WHAT THE EXERCISE ASKS> Check each line for the string "output", then give only how many lines have it.
-- start DATA IN THIS EXERCISE --
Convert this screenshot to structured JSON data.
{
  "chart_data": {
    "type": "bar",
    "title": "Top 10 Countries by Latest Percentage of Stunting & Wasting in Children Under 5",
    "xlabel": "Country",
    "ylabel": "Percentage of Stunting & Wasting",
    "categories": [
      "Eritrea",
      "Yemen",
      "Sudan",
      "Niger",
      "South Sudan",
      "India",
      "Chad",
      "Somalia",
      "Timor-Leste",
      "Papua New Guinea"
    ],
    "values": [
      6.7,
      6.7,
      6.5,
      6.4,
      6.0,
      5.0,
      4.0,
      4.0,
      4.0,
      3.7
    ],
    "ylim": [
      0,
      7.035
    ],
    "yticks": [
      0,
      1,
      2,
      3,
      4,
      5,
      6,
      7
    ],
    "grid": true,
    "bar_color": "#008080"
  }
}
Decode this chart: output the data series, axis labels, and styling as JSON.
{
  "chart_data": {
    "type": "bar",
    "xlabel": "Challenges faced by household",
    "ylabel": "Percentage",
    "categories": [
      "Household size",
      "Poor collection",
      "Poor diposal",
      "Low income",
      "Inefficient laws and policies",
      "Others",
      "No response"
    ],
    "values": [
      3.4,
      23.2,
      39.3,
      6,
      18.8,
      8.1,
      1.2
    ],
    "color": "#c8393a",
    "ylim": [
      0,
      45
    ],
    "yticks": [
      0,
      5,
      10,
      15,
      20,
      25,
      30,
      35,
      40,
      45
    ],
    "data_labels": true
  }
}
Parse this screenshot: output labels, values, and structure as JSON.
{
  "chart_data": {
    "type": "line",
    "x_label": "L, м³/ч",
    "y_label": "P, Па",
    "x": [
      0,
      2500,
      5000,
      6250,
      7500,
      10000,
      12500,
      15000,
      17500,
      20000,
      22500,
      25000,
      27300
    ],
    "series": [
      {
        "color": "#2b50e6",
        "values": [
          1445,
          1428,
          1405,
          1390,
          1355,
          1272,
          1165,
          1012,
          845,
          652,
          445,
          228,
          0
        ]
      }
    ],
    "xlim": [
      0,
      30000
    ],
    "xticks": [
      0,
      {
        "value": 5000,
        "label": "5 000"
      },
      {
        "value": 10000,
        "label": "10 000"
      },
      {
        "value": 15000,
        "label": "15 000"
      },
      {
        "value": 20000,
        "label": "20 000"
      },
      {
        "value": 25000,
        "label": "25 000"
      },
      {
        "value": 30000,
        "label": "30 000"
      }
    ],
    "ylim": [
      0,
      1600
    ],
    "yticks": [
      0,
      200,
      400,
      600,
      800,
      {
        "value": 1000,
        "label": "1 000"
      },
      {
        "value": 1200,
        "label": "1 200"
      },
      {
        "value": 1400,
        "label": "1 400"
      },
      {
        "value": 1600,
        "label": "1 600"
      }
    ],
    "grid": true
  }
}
-- end DATA IN THIS EXERCISE --
ANSWER TO THIS TASK> 2